- _PROMPT_
Without the pictures, repeat the listing character for character.

- _ITEMS_
____
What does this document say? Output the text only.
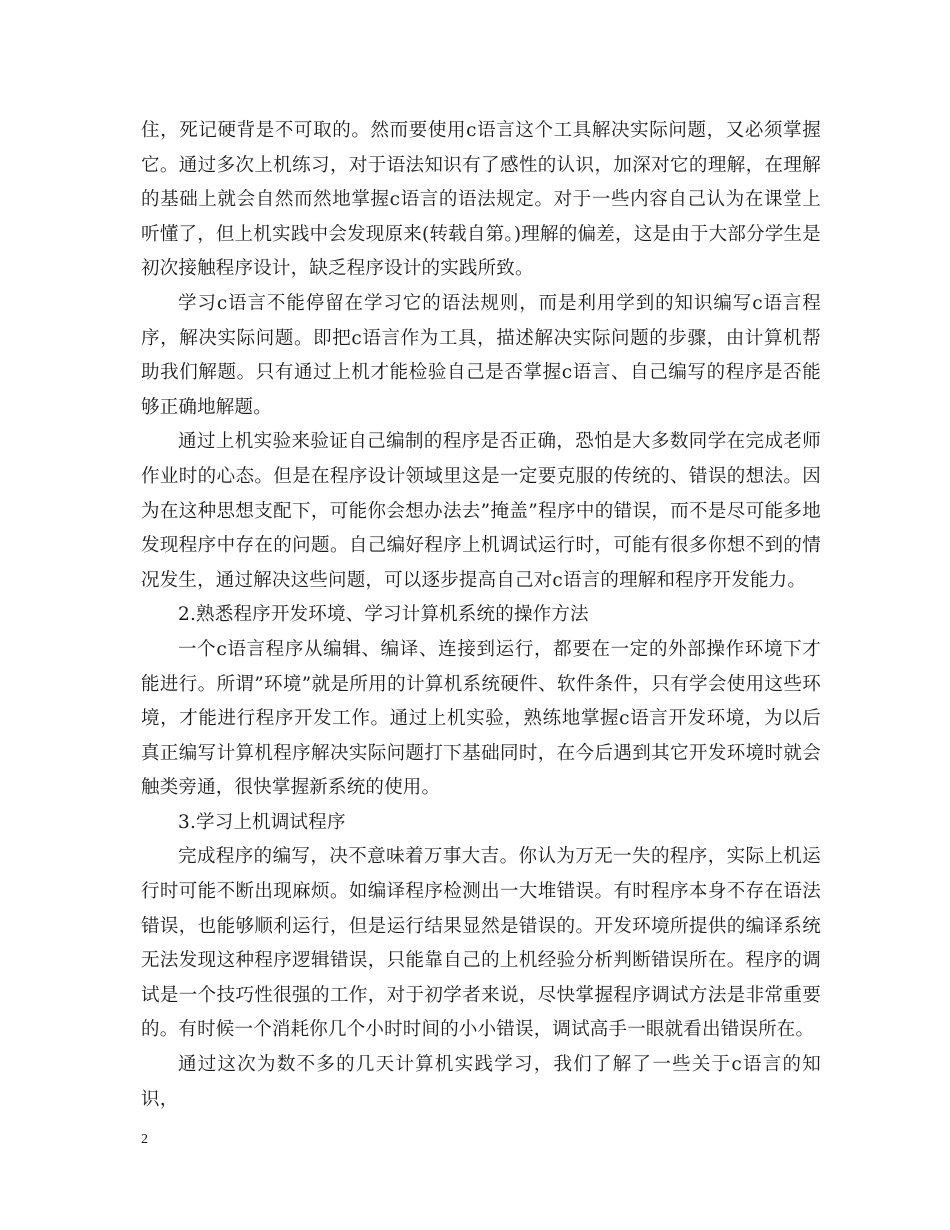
住，死记硬背是不可取的。然而要使用c语言这个工具解决实际问题，又必须掌握它。通过多次上机练习，对于语法知识有了感性的认识，加深对它的理解，在理解的基础上就会自然而然地掌握c语言的语法规定。对于一些内容自己认为在课堂上听懂了，但上机实践中会发现原来(转载自第。)理解的偏差，这是由于大部分学生是初次接触程序设计，缺乏程序设计的实践所致。

学习c语言不能停留在学习它的语法规则，而是利用学到的知识编写c语言程序，解决实际问题。即把c语言作为工具，描述解决实际问题的步骤，由计算机帮助我们解题。只有通过上机才能检验自己是否掌握c语言、自己编写的程序是否能够正确地解题。

通过上机实验来验证自己编制的程序是否正确，恐怕是大多数同学在完成老师作业时的心态。但是在程序设计领域里这是一定要克服的传统的、错误的想法。因为在这种思想支配下，可能你会想办法去”掩盖”程序中的错误，而不是尽可能多地发现程序中存在的问题。自己编好程序上机调试运行时，可能有很多你想不到的情况发生，通过解决这些问题，可以逐步提高自己对c语言的理解和程序开发能力。

2.熟悉程序开发环境、学习计算机系统的操作方法

一个c语言程序从编辑、编译、连接到运行，都要在一定的外部操作环境下才能进行。所谓”环境”就是所用的计算机系统硬件、软件条件，只有学会使用这些环境，才能进行程序开发工作。通过上机实验，熟练地掌握c语言开发环境，为以后真正编写计算机程序解决实际问题打下基础同时，在今后遇到其它开发环境时就会触类旁通，很快掌握新系统的使用。

3.学习上机调试程序

完成程序的编写，决不意味着万事大吉。你认为万无一失的程序，实际上机运行时可能不断出现麻烦。如编译程序检测出一大堆错误。有时程序本身不存在语法错误，也能够顺利运行，但是运行结果显然是错误的。开发环境所提供的编译系统无法发现这种程序逻辑错误，只能靠自己的上机经验分析判断错误所在。程序的调试是一个技巧性很强的工作，对于初学者来说，尽快掌握程序调试方法是非常重要的。有时候一个消耗你几个小时时间的小小错误，调试高手一眼就看出错误所在。

通过这次为数不多的几天计算机实践学习，我们了解了一些关于c语言的知识，

2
____
- _REPLY TO THE EXERCISE_
What does this document say? Output the text only.
住，死记硬背是不可取的。然而要使用c语言这个工具解决实际问题，又必须掌握它。通过多次上机练习，对于语法知识有了感性的认识，加深对它的理解，在理解的基础上就会自然而然地掌握c语言的语法规定。对于一些内容自己认为在课堂上听懂了，但上机实践中会发现原来(转载自第。)理解的偏差，这是由于大部分学生是初次接触程序设计，缺乏程序设计的实践所致。

学习c语言不能停留在学习它的语法规则，而是利用学到的知识编写c语言程序，解决实际问题。即把c语言作为工具，描述解决实际问题的步骤，由计算机帮助我们解题。只有通过上机才能检验自己是否掌握c语言、自己编写的程序是否能够正确地解题。

通过上机实验来验证自己编制的程序是否正确，恐怕是大多数同学在完成老师作业时的心态。但是在程序设计领域里这是一定要克服的传统的、错误的想法。因为在这种思想支配下，可能你会想办法去”掩盖”程序中的错误，而不是尽可能多地发现程序中存在的问题。自己编好程序上机调试运行时，可能有很多你想不到的情况发生，通过解决这些问题，可以逐步提高自己对c语言的理解和程序开发能力。

2.熟悉程序开发环境、学习计算机系统的操作方法

一个c语言程序从编辑、编译、连接到运行，都要在一定的外部操作环境下才能进行。所谓”环境”就是所用的计算机系统硬件、软件条件，只有学会使用这些环境，才能进行程序开发工作。通过上机实验，熟练地掌握c语言开发环境，为以后真正编写计算机程序解决实际问题打下基础同时，在今后遇到其它开发环境时就会触类旁通，很快掌握新系统的使用。

3.学习上机调试程序

完成程序的编写，决不意味着万事大吉。你认为万无一失的程序，实际上机运行时可能不断出现麻烦。如编译程序检测出一大堆错误。有时程序本身不存在语法错误，也能够顺利运行，但是运行结果显然是错误的。开发环境所提供的编译系统无法发现这种程序逻辑错误，只能靠自己的上机经验分析判断错误所在。程序的调试是一个技巧性很强的工作，对于初学者来说，尽快掌握程序调试方法是非常重要的。有时候一个消耗你几个小时时间的小小错误，调试高手一眼就看出错误所在。

通过这次为数不多的几天计算机实践学习，我们了解了一些关于c语言的知识，

2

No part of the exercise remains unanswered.